Isolate every line in the data with the string "TRENDED" and copy it.
-- START --
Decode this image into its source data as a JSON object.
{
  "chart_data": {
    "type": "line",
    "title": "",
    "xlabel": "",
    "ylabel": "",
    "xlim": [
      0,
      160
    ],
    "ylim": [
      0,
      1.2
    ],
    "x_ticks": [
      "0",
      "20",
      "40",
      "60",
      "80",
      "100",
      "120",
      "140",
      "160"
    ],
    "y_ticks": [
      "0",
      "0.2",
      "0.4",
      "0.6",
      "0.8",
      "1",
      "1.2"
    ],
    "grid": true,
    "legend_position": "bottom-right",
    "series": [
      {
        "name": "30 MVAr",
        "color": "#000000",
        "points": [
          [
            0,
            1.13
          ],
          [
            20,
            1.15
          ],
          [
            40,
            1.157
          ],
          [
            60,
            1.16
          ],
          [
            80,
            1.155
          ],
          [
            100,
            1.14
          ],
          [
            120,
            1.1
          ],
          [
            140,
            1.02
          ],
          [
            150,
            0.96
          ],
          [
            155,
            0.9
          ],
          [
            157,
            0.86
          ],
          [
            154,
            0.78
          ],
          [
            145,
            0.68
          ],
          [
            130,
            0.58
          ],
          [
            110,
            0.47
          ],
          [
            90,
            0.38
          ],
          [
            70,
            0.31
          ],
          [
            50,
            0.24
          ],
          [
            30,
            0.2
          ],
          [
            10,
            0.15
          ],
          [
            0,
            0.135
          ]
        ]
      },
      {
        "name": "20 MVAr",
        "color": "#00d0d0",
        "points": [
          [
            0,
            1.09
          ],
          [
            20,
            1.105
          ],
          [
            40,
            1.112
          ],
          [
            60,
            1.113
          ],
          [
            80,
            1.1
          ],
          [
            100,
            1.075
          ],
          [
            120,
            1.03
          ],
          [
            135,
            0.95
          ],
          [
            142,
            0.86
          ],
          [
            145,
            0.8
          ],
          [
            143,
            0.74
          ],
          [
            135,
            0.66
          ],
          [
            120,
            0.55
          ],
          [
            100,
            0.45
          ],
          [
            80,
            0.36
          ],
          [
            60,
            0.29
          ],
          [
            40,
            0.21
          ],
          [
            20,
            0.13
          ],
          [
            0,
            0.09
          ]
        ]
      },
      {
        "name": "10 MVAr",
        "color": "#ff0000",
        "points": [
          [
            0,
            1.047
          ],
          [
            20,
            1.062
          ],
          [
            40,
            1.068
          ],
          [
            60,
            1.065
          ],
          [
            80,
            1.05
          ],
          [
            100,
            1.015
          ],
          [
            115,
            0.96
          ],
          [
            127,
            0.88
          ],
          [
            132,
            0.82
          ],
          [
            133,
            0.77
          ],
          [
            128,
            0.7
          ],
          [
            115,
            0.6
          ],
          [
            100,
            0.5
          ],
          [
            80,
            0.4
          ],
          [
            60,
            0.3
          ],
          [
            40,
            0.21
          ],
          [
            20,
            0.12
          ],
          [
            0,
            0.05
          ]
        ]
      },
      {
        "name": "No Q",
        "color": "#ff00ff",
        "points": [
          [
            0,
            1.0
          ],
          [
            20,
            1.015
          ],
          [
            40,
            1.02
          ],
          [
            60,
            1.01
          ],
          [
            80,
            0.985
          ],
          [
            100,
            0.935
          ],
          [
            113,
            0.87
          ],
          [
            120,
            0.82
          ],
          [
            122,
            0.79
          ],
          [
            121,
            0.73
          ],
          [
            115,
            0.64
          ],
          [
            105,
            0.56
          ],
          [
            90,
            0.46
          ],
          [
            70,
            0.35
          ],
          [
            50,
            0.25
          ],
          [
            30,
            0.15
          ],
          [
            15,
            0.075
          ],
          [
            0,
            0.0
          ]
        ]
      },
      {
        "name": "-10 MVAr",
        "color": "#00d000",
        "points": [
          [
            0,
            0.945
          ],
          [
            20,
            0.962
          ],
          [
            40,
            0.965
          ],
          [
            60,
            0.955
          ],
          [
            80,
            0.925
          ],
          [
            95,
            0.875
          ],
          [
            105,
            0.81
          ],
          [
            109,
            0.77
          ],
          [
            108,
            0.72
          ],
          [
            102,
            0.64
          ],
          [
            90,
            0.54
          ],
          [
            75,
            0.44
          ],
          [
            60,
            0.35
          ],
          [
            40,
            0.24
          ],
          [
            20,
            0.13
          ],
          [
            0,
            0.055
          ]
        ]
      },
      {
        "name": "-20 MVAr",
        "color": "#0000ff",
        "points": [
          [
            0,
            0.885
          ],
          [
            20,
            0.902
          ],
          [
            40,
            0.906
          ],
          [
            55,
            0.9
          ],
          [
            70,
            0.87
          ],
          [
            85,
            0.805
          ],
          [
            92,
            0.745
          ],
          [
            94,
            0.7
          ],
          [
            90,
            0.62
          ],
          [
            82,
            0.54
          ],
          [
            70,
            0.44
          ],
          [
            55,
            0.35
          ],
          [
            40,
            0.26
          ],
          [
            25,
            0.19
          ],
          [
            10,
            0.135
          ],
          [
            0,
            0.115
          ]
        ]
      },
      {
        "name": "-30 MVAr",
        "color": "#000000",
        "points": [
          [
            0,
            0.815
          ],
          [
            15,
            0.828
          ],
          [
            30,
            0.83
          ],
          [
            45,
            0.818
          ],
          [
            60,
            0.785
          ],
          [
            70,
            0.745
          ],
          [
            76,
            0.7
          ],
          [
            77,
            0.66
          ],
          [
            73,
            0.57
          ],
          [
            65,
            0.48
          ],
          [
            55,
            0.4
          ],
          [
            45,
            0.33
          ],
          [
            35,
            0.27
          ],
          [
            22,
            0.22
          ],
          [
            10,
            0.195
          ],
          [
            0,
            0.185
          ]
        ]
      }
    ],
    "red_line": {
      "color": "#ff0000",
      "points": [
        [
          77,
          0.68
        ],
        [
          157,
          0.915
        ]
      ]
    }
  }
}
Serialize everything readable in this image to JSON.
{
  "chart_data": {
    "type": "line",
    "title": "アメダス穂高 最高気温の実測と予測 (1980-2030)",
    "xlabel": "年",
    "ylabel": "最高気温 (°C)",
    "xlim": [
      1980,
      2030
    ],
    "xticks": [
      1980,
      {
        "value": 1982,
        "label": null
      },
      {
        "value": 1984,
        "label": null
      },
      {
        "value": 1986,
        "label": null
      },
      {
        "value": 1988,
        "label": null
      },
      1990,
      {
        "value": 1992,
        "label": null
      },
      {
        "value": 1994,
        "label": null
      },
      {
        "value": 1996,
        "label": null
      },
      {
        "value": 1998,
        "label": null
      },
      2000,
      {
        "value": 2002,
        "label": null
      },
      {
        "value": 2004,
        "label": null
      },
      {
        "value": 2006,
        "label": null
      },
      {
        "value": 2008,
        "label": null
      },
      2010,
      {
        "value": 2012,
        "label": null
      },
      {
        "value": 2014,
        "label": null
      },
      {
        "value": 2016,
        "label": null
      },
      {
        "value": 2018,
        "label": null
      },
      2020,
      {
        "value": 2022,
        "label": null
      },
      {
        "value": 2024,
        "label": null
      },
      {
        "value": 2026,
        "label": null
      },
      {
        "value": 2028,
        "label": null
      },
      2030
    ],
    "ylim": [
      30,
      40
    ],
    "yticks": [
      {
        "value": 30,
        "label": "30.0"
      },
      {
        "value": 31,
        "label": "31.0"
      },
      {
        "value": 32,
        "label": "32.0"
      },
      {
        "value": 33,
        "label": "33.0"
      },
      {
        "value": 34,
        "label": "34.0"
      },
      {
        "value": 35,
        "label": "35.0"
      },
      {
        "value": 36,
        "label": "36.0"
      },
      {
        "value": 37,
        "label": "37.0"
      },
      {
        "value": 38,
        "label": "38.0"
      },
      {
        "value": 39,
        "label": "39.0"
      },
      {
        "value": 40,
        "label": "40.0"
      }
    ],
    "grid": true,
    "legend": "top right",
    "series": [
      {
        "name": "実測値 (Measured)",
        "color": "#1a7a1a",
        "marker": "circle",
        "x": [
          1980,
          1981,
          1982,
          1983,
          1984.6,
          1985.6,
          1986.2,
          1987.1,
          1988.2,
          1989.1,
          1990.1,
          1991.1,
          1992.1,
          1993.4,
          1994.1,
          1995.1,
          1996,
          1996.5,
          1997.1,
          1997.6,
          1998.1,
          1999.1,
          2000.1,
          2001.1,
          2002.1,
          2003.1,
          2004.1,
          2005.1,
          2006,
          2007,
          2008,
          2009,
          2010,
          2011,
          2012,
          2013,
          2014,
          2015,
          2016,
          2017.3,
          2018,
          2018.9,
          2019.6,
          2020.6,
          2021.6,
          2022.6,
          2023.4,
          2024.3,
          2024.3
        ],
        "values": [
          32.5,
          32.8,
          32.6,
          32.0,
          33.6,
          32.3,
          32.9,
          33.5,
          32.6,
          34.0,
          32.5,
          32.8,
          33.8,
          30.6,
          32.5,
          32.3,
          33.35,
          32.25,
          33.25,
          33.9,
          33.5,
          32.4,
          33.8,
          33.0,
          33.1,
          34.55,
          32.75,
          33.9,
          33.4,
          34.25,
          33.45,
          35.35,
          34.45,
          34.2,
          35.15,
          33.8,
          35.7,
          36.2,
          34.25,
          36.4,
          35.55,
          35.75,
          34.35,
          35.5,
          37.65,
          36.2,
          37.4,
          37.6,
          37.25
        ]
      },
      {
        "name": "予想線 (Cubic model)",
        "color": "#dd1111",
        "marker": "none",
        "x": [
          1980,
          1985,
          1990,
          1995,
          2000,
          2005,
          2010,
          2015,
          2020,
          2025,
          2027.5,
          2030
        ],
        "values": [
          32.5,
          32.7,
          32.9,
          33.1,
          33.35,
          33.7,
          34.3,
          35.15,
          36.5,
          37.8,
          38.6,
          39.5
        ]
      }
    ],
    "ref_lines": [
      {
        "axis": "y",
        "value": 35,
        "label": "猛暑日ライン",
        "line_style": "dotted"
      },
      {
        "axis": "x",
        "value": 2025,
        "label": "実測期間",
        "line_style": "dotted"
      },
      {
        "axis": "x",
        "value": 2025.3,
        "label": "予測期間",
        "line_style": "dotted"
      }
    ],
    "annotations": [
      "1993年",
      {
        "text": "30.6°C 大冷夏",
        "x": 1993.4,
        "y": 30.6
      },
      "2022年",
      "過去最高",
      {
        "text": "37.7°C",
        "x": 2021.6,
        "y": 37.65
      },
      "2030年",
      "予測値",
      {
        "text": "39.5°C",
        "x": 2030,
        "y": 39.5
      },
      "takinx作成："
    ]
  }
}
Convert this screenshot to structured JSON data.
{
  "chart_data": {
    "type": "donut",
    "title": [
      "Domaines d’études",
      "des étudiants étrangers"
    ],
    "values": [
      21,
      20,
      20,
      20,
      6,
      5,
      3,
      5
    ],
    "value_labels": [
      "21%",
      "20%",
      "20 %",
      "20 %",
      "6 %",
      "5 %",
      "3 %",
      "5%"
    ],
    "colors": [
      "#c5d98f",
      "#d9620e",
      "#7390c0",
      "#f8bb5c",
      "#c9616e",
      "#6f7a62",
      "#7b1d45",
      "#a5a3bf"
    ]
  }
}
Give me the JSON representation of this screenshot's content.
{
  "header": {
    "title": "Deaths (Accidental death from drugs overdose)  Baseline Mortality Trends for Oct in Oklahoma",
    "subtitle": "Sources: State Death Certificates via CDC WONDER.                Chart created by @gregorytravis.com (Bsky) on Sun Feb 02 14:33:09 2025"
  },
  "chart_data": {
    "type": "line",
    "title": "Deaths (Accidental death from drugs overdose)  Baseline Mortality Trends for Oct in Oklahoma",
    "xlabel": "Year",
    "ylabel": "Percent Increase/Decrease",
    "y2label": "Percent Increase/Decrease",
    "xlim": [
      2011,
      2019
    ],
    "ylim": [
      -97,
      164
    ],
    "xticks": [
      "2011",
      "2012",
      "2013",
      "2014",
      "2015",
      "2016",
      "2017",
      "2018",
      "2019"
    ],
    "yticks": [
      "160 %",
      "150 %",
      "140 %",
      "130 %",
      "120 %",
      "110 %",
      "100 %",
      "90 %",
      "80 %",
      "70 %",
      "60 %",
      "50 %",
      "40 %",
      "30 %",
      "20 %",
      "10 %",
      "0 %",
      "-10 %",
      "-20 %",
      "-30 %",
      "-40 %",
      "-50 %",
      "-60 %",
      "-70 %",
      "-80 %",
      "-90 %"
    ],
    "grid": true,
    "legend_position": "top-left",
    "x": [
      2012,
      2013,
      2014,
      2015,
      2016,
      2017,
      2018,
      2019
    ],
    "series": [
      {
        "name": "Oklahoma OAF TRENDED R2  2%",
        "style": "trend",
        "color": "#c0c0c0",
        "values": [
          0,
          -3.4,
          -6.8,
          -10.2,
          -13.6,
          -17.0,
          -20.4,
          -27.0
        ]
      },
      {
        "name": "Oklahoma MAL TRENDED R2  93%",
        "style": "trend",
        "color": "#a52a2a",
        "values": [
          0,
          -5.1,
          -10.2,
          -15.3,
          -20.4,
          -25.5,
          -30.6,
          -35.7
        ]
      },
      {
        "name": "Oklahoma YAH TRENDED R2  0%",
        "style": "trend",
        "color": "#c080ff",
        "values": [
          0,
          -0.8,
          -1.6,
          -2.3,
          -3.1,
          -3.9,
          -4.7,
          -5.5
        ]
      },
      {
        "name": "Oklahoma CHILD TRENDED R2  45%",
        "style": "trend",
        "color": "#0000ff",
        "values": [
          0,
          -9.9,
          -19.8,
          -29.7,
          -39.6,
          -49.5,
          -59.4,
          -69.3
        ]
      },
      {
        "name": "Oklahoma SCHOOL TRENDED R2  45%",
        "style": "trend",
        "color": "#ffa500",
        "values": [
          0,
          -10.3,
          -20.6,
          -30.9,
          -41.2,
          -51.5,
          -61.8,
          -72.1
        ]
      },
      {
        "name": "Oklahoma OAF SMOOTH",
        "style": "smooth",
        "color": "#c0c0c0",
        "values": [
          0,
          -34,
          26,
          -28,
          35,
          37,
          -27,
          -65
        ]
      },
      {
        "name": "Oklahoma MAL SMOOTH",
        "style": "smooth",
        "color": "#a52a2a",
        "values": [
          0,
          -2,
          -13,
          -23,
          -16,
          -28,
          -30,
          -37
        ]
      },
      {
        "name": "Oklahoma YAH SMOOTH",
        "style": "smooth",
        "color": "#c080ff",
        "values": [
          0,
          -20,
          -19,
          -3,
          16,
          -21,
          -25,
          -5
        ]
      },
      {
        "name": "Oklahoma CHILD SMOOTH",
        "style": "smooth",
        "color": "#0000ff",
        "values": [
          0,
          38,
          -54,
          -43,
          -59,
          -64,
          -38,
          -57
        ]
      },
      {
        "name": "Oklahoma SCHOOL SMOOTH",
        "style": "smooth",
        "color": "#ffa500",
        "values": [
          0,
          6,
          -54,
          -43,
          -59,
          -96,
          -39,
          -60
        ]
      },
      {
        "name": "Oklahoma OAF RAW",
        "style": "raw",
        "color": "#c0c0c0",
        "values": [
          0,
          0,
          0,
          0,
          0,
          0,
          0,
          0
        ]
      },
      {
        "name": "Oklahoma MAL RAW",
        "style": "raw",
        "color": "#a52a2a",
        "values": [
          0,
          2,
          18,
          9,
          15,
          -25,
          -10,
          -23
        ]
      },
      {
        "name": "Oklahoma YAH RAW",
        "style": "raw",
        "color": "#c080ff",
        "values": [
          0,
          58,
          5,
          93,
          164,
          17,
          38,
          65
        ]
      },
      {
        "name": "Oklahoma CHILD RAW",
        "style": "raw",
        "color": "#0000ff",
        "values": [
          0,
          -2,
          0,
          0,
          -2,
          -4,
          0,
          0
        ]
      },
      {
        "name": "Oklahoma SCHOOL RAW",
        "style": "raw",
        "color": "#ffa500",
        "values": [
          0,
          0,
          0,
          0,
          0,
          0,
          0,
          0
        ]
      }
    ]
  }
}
-- END --
COMPLETE OUTPUT:
        "name": "Oklahoma OAF TRENDED R2  2%",
        "name": "Oklahoma MAL TRENDED R2  93%",
        "name": "Oklahoma YAH TRENDED R2  0%",
        "name": "Oklahoma CHILD TRENDED R2  45%",
        "name": "Oklahoma SCHOOL TRENDED R2  45%",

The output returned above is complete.